Problem to work on:
Transcribe the material word for word, but without the images.

Entries supplied:
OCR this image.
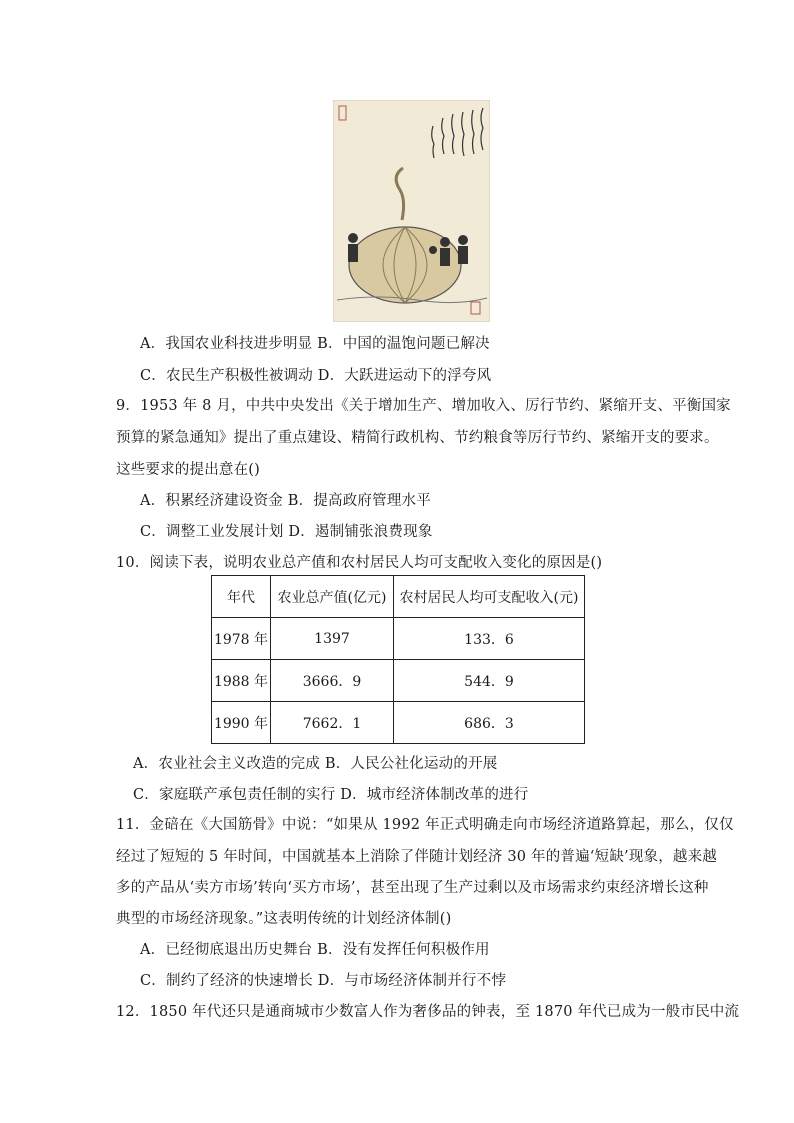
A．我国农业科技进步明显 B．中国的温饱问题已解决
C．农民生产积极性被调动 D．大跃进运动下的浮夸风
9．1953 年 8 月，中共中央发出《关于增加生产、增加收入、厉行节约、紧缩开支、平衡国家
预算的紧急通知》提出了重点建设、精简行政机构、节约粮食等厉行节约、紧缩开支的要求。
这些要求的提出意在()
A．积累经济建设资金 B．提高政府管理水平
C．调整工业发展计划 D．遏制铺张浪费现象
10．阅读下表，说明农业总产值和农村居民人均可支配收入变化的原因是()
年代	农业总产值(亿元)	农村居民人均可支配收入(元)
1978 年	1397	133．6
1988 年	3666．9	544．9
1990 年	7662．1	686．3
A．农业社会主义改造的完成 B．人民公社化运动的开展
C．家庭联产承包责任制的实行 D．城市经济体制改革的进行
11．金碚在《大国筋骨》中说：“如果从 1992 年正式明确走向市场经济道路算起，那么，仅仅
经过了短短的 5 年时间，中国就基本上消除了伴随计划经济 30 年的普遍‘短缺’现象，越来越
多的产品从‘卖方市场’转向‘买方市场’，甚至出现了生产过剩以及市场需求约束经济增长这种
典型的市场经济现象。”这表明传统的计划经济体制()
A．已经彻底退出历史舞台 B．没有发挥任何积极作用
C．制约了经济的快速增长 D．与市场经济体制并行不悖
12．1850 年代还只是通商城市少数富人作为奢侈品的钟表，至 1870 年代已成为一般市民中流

Response to this exercise:
OCR this image.
A．我国农业科技进步明显 B．中国的温饱问题已解决
C．农民生产积极性被调动 D．大跃进运动下的浮夸风
9．1953 年 8 月，中共中央发出《关于增加生产、增加收入、厉行节约、紧缩开支、平衡国家
预算的紧急通知》提出了重点建设、精简行政机构、节约粮食等厉行节约、紧缩开支的要求。
这些要求的提出意在()
A．积累经济建设资金 B．提高政府管理水平
C．调整工业发展计划 D．遏制铺张浪费现象
10．阅读下表，说明农业总产值和农村居民人均可支配收入变化的原因是()
年代	农业总产值(亿元)	农村居民人均可支配收入(元)
1978 年	1397	133．6
1988 年	3666．9	544．9
1990 年	7662．1	686．3
A．农业社会主义改造的完成 B．人民公社化运动的开展
C．家庭联产承包责任制的实行 D．城市经济体制改革的进行
11．金碚在《大国筋骨》中说：“如果从 1992 年正式明确走向市场经济道路算起，那么，仅仅
经过了短短的 5 年时间，中国就基本上消除了伴随计划经济 30 年的普遍‘短缺’现象，越来越
多的产品从‘卖方市场’转向‘买方市场’，甚至出现了生产过剩以及市场需求约束经济增长这种
典型的市场经济现象。”这表明传统的计划经济体制()
A．已经彻底退出历史舞台 B．没有发挥任何积极作用
C．制约了经济的快速增长 D．与市场经济体制并行不悖
12．1850 年代还只是通商城市少数富人作为奢侈品的钟表，至 1870 年代已成为一般市民中流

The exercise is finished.